++++ Data to use
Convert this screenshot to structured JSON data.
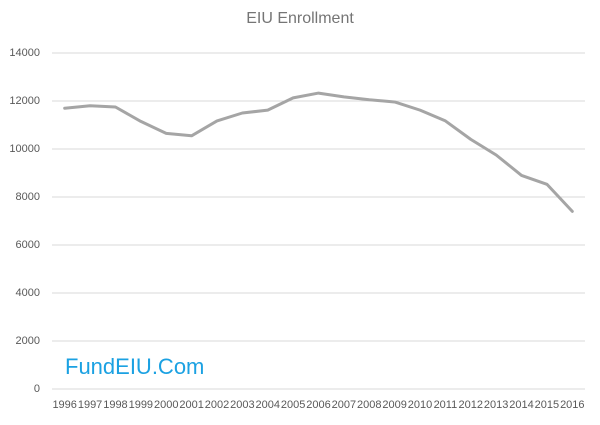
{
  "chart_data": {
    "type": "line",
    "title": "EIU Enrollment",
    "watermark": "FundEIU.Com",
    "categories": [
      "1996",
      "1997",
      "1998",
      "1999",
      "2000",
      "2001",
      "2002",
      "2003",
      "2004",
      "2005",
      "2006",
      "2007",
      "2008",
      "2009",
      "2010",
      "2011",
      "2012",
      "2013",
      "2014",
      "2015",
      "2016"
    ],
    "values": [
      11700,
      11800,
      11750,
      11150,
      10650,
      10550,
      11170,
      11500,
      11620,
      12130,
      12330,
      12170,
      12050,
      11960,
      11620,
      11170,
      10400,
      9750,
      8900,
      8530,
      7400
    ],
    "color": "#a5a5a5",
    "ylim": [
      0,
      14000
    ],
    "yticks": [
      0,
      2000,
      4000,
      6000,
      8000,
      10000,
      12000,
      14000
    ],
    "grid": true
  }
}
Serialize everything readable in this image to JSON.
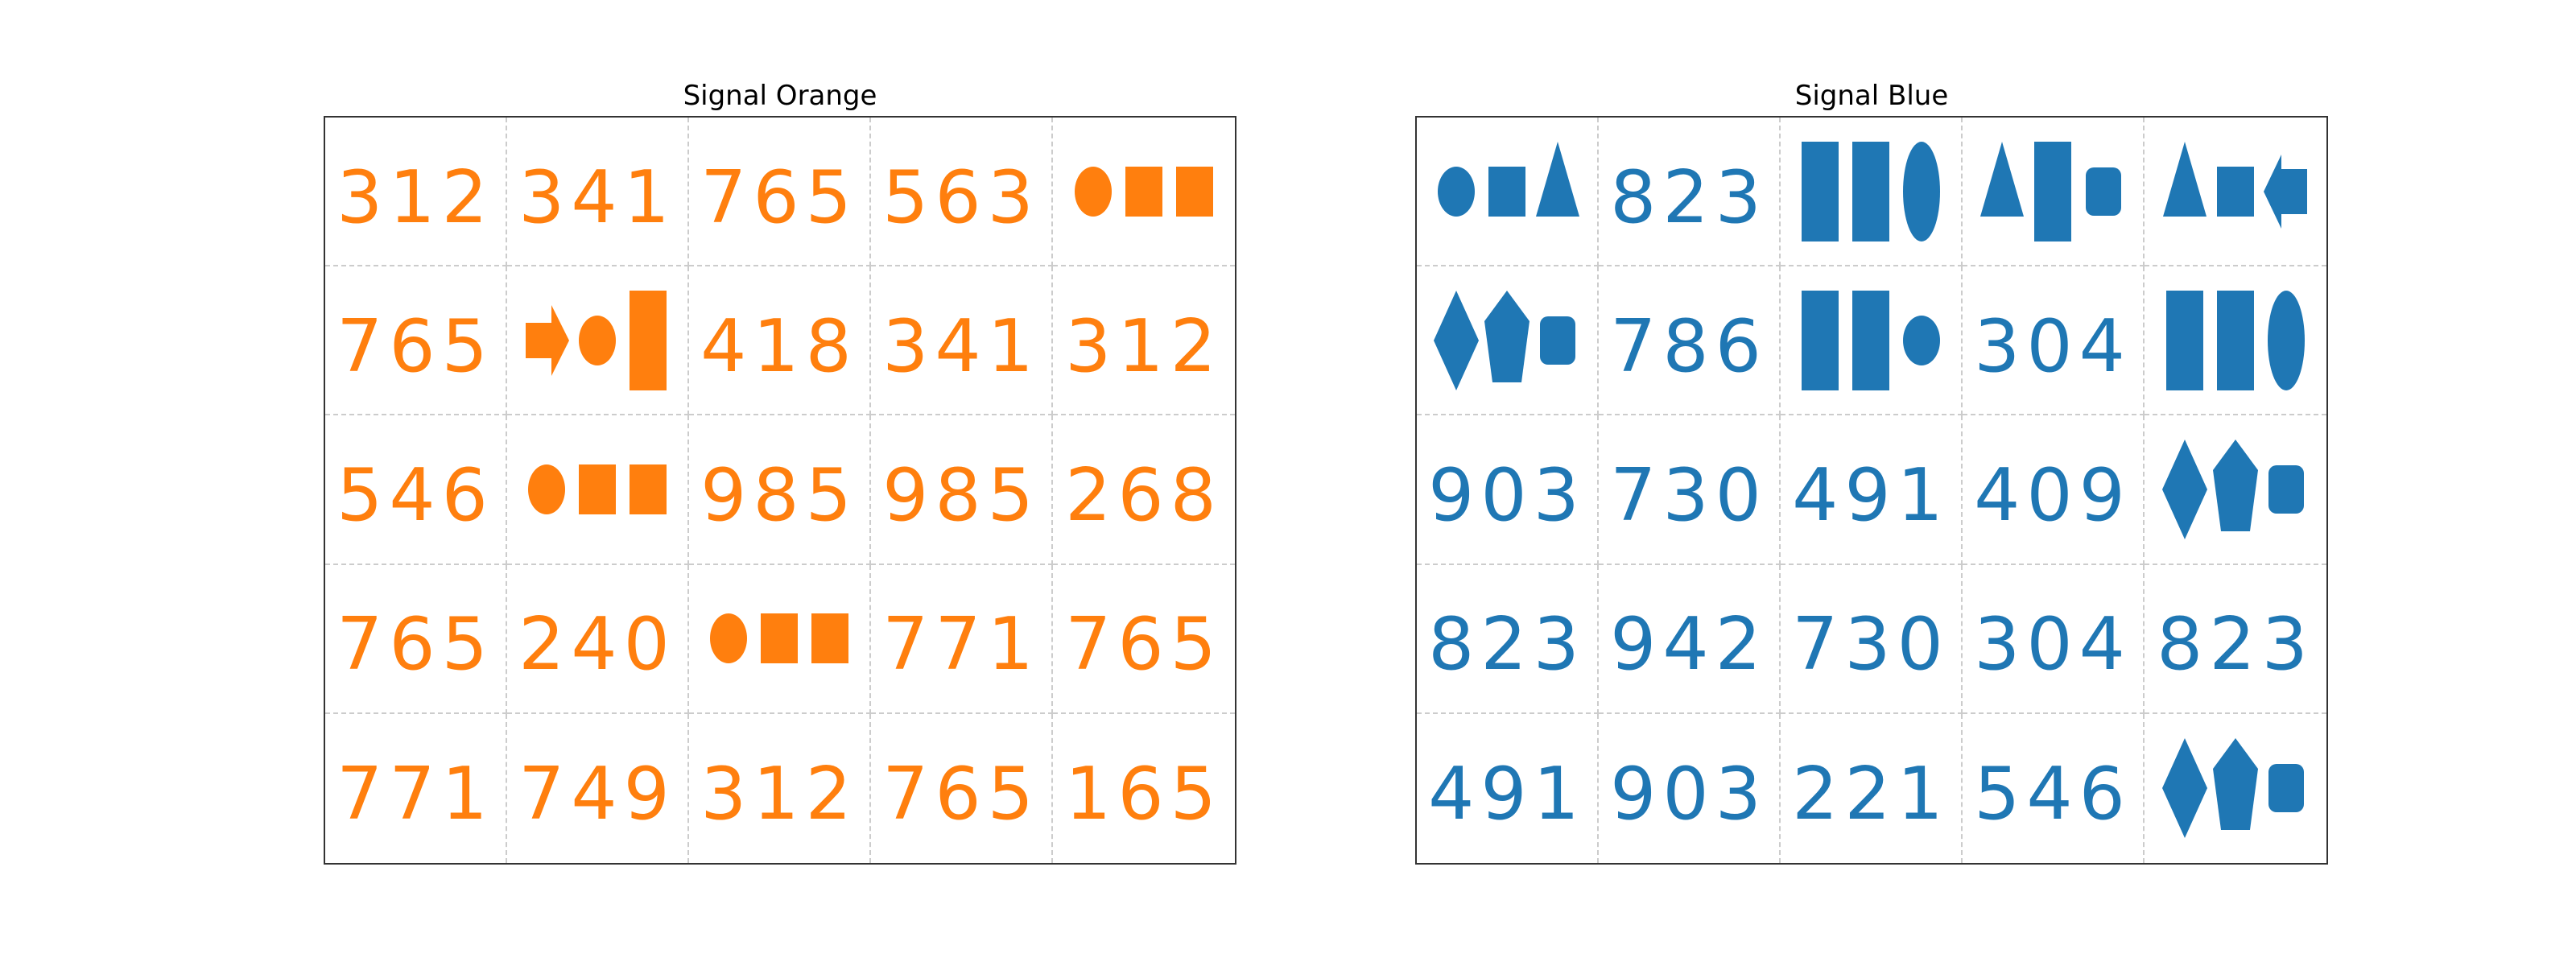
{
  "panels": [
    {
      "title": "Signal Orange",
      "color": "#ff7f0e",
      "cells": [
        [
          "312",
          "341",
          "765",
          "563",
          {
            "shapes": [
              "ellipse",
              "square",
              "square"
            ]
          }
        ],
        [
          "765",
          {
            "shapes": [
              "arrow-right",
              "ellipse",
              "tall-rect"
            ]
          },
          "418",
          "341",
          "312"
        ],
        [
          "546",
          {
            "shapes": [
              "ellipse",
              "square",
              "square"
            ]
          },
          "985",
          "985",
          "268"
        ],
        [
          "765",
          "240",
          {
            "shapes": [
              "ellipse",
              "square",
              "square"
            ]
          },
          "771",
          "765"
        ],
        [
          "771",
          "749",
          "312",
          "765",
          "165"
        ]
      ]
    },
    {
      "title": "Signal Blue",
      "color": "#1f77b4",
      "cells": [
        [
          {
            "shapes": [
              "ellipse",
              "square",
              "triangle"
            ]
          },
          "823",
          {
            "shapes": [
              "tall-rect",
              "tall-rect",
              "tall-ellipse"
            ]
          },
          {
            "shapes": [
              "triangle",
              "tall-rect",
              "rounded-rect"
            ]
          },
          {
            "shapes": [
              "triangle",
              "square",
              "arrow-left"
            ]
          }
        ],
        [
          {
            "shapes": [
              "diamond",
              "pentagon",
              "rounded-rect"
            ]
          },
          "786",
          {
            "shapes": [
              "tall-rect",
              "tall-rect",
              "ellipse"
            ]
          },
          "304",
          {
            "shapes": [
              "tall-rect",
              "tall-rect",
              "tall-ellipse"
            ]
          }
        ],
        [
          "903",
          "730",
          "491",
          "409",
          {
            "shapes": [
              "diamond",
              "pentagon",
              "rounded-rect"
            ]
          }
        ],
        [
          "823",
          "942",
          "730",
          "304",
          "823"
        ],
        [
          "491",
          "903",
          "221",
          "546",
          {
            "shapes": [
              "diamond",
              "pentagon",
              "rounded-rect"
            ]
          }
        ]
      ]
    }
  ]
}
++++++++
++++ Data to use
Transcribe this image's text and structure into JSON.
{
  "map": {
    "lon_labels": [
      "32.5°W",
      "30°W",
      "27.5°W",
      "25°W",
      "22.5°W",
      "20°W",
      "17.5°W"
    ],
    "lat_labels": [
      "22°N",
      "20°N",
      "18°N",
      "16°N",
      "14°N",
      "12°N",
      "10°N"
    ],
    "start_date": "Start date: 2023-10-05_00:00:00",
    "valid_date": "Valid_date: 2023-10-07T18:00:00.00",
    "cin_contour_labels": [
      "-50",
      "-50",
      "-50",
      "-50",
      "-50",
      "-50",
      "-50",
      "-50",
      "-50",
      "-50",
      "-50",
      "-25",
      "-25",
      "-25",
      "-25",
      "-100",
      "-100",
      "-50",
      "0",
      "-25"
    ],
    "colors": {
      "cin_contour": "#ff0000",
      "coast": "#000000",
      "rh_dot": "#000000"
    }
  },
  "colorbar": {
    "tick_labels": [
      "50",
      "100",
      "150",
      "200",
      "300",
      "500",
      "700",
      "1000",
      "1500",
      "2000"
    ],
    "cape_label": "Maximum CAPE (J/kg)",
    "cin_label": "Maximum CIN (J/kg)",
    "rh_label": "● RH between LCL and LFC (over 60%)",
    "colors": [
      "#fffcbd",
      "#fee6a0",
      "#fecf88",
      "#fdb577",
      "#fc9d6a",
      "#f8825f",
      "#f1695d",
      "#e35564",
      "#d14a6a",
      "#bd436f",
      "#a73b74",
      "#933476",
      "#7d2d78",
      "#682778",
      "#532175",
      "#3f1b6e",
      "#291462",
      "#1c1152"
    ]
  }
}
++++++++
++++ Data to use
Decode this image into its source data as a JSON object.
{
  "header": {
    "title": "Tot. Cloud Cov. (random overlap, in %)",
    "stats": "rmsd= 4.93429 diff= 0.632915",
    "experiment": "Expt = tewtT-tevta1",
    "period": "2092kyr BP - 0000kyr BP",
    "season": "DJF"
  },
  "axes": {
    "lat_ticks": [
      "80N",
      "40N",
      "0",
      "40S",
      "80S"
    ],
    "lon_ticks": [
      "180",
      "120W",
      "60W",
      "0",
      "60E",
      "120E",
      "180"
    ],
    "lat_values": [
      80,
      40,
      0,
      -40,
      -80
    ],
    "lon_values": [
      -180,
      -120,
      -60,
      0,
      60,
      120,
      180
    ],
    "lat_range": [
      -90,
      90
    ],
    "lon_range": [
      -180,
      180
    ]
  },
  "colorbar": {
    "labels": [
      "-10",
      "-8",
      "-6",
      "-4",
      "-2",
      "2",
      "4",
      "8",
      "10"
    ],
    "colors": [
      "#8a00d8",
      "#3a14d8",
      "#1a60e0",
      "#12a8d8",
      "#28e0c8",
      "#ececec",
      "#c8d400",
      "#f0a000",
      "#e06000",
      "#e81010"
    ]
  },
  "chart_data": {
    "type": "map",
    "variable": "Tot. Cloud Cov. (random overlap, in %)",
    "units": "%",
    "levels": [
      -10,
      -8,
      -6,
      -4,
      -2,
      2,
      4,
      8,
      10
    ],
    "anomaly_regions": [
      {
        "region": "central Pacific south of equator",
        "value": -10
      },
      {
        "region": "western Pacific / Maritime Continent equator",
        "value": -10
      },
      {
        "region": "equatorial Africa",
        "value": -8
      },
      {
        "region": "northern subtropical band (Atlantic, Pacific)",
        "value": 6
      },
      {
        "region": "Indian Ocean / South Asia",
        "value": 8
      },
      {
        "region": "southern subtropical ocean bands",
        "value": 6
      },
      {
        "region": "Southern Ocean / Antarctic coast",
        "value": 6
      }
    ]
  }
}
++++++++
Exercise goal. Look for the word "Cloud" and return every line where it occurs.

Written reply.
    "title": "Tot. Cloud Cov. (random overlap, in %)",
    "variable": "Tot. Cloud Cov. (random overlap, in %)",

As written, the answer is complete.